### Task objective
Would you quote the material below in full and unchanged?

● ● ●

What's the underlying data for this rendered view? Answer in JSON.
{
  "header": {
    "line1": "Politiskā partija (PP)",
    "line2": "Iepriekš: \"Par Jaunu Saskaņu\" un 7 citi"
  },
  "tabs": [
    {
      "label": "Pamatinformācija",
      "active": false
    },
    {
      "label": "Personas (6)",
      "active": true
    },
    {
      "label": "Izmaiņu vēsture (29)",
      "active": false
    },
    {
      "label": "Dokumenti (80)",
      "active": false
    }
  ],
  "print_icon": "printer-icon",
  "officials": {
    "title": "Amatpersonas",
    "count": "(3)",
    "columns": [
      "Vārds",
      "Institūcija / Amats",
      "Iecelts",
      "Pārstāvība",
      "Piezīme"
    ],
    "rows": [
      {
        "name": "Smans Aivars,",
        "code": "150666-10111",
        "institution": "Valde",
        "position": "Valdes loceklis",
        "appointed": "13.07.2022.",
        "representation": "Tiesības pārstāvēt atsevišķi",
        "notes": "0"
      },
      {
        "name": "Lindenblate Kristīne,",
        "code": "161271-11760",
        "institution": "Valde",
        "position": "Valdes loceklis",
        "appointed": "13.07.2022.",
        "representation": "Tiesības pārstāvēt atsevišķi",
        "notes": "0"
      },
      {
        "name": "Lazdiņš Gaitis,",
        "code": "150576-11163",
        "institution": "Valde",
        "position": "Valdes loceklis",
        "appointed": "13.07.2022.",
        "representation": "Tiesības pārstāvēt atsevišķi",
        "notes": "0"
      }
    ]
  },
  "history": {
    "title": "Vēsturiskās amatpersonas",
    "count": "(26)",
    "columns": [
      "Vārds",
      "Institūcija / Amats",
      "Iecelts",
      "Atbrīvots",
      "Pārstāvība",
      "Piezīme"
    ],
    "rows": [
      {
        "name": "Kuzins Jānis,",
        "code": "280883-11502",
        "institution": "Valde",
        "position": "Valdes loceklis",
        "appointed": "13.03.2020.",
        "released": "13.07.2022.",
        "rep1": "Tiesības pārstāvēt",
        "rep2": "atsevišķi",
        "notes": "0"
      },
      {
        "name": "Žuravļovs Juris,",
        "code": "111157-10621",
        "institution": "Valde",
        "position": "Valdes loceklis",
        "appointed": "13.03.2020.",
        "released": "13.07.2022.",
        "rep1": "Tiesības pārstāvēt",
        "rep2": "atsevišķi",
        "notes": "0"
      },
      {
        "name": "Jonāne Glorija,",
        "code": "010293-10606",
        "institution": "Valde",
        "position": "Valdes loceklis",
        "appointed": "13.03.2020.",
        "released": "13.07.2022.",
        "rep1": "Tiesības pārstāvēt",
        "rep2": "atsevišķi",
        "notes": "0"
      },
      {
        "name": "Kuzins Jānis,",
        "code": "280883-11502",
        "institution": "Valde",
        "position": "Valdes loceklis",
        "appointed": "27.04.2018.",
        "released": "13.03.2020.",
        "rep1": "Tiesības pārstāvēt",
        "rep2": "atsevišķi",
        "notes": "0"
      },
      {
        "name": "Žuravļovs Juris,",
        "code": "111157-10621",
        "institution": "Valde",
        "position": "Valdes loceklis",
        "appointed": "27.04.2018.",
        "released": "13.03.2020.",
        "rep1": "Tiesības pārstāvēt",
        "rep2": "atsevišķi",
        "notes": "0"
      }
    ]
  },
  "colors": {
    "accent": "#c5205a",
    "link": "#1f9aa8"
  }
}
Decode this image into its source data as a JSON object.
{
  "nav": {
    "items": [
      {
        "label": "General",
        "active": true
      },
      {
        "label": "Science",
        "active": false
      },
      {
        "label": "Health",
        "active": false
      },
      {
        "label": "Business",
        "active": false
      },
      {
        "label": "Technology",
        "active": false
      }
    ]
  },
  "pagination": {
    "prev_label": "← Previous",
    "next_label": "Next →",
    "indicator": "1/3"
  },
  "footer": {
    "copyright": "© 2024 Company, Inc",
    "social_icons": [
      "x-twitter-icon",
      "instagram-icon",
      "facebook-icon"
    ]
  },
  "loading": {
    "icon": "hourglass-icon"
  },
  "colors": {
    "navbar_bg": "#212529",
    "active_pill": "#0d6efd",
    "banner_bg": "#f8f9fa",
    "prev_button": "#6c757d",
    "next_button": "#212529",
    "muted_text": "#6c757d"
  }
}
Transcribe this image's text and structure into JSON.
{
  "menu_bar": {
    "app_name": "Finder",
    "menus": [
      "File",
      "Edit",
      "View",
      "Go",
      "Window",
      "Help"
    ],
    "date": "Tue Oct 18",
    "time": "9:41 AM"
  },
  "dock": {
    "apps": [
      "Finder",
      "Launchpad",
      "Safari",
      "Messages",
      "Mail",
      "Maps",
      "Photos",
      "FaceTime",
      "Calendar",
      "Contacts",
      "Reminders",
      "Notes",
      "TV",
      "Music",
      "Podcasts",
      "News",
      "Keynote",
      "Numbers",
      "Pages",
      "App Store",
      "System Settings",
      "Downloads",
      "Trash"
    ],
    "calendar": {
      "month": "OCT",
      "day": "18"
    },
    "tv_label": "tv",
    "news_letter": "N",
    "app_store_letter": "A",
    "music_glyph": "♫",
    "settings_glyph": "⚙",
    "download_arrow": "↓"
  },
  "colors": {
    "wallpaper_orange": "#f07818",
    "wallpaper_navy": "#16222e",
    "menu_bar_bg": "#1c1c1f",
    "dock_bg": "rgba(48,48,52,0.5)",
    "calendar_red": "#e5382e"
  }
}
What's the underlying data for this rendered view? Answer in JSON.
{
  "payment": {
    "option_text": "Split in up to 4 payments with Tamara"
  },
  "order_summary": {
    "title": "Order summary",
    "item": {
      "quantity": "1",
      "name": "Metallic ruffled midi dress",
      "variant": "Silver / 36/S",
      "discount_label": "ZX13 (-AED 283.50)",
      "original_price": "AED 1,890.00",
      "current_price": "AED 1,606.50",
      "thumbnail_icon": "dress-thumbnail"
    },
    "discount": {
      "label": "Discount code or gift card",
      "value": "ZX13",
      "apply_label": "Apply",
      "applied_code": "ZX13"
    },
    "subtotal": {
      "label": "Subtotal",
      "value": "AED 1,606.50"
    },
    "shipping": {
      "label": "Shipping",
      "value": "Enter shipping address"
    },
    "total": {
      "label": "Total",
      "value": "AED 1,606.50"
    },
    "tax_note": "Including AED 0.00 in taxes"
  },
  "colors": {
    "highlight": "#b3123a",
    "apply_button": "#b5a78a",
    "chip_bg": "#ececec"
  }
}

● ● ●

### Solution
What's the underlying data for this rendered view? Answer in JSON.
{
  "header": {
    "line1": "Politiskā partija (PP)",
    "line2": "Iepriekš: \"Par Jaunu Saskaņu\" un 7 citi"
  },
  "tabs": [
    {
      "label": "Pamatinformācija",
      "active": false
    },
    {
      "label": "Personas (6)",
      "active": true
    },
    {
      "label": "Izmaiņu vēsture (29)",
      "active": false
    },
    {
      "label": "Dokumenti (80)",
      "active": false
    }
  ],
  "print_icon": "printer-icon",
  "officials": {
    "title": "Amatpersonas",
    "count": "(3)",
    "columns": [
      "Vārds",
      "Institūcija / Amats",
      "Iecelts",
      "Pārstāvība",
      "Piezīme"
    ],
    "rows": [
      {
        "name": "Smans Aivars,",
        "code": "150666-10111",
        "institution": "Valde",
        "position": "Valdes loceklis",
        "appointed": "13.07.2022.",
        "representation": "Tiesības pārstāvēt atsevišķi",
        "notes": "0"
      },
      {
        "name": "Lindenblate Kristīne,",
        "code": "161271-11760",
        "institution": "Valde",
        "position": "Valdes loceklis",
        "appointed": "13.07.2022.",
        "representation": "Tiesības pārstāvēt atsevišķi",
        "notes": "0"
      },
      {
        "name": "Lazdiņš Gaitis,",
        "code": "150576-11163",
        "institution": "Valde",
        "position": "Valdes loceklis",
        "appointed": "13.07.2022.",
        "representation": "Tiesības pārstāvēt atsevišķi",
        "notes": "0"
      }
    ]
  },
  "history": {
    "title": "Vēsturiskās amatpersonas",
    "count": "(26)",
    "columns": [
      "Vārds",
      "Institūcija / Amats",
      "Iecelts",
      "Atbrīvots",
      "Pārstāvība",
      "Piezīme"
    ],
    "rows": [
      {
        "name": "Kuzins Jānis,",
        "code": "280883-11502",
        "institution": "Valde",
        "position": "Valdes loceklis",
        "appointed": "13.03.2020.",
        "released": "13.07.2022.",
        "rep1": "Tiesības pārstāvēt",
        "rep2": "atsevišķi",
        "notes": "0"
      },
      {
        "name": "Žuravļovs Juris,",
        "code": "111157-10621",
        "institution": "Valde",
        "position": "Valdes loceklis",
        "appointed": "13.03.2020.",
        "released": "13.07.2022.",
        "rep1": "Tiesības pārstāvēt",
        "rep2": "atsevišķi",
        "notes": "0"
      },
      {
        "name": "Jonāne Glorija,",
        "code": "010293-10606",
        "institution": "Valde",
        "position": "Valdes loceklis",
        "appointed": "13.03.2020.",
        "released": "13.07.2022.",
        "rep1": "Tiesības pārstāvēt",
        "rep2": "atsevišķi",
        "notes": "0"
      },
      {
        "name": "Kuzins Jānis,",
        "code": "280883-11502",
        "institution": "Valde",
        "position": "Valdes loceklis",
        "appointed": "27.04.2018.",
        "released": "13.03.2020.",
        "rep1": "Tiesības pārstāvēt",
        "rep2": "atsevišķi",
        "notes": "0"
      },
      {
        "name": "Žuravļovs Juris,",
        "code": "111157-10621",
        "institution": "Valde",
        "position": "Valdes loceklis",
        "appointed": "27.04.2018.",
        "released": "13.03.2020.",
        "rep1": "Tiesības pārstāvēt",
        "rep2": "atsevišķi",
        "notes": "0"
      }
    ]
  },
  "colors": {
    "accent": "#c5205a",
    "link": "#1f9aa8"
  }
}
Decode this image into its source data as a JSON object.
{
  "nav": {
    "items": [
      {
        "label": "General",
        "active": true
      },
      {
        "label": "Science",
        "active": false
      },
      {
        "label": "Health",
        "active": false
      },
      {
        "label": "Business",
        "active": false
      },
      {
        "label": "Technology",
        "active": false
      }
    ]
  },
  "pagination": {
    "prev_label": "← Previous",
    "next_label": "Next →",
    "indicator": "1/3"
  },
  "footer": {
    "copyright": "© 2024 Company, Inc",
    "social_icons": [
      "x-twitter-icon",
      "instagram-icon",
      "facebook-icon"
    ]
  },
  "loading": {
    "icon": "hourglass-icon"
  },
  "colors": {
    "navbar_bg": "#212529",
    "active_pill": "#0d6efd",
    "banner_bg": "#f8f9fa",
    "prev_button": "#6c757d",
    "next_button": "#212529",
    "muted_text": "#6c757d"
  }
}
Transcribe this image's text and structure into JSON.
{
  "menu_bar": {
    "app_name": "Finder",
    "menus": [
      "File",
      "Edit",
      "View",
      "Go",
      "Window",
      "Help"
    ],
    "date": "Tue Oct 18",
    "time": "9:41 AM"
  },
  "dock": {
    "apps": [
      "Finder",
      "Launchpad",
      "Safari",
      "Messages",
      "Mail",
      "Maps",
      "Photos",
      "FaceTime",
      "Calendar",
      "Contacts",
      "Reminders",
      "Notes",
      "TV",
      "Music",
      "Podcasts",
      "News",
      "Keynote",
      "Numbers",
      "Pages",
      "App Store",
      "System Settings",
      "Downloads",
      "Trash"
    ],
    "calendar": {
      "month": "OCT",
      "day": "18"
    },
    "tv_label": "tv",
    "news_letter": "N",
    "app_store_letter": "A",
    "music_glyph": "♫",
    "settings_glyph": "⚙",
    "download_arrow": "↓"
  },
  "colors": {
    "wallpaper_orange": "#f07818",
    "wallpaper_navy": "#16222e",
    "menu_bar_bg": "#1c1c1f",
    "dock_bg": "rgba(48,48,52,0.5)",
    "calendar_red": "#e5382e"
  }
}
What's the underlying data for this rendered view? Answer in JSON.
{
  "payment": {
    "option_text": "Split in up to 4 payments with Tamara"
  },
  "order_summary": {
    "title": "Order summary",
    "item": {
      "quantity": "1",
      "name": "Metallic ruffled midi dress",
      "variant": "Silver / 36/S",
      "discount_label": "ZX13 (-AED 283.50)",
      "original_price": "AED 1,890.00",
      "current_price": "AED 1,606.50",
      "thumbnail_icon": "dress-thumbnail"
    },
    "discount": {
      "label": "Discount code or gift card",
      "value": "ZX13",
      "apply_label": "Apply",
      "applied_code": "ZX13"
    },
    "subtotal": {
      "label": "Subtotal",
      "value": "AED 1,606.50"
    },
    "shipping": {
      "label": "Shipping",
      "value": "Enter shipping address"
    },
    "total": {
      "label": "Total",
      "value": "AED 1,606.50"
    },
    "tax_note": "Including AED 0.00 in taxes"
  },
  "colors": {
    "highlight": "#b3123a",
    "apply_button": "#b5a78a",
    "chip_bg": "#ececec"
  }
}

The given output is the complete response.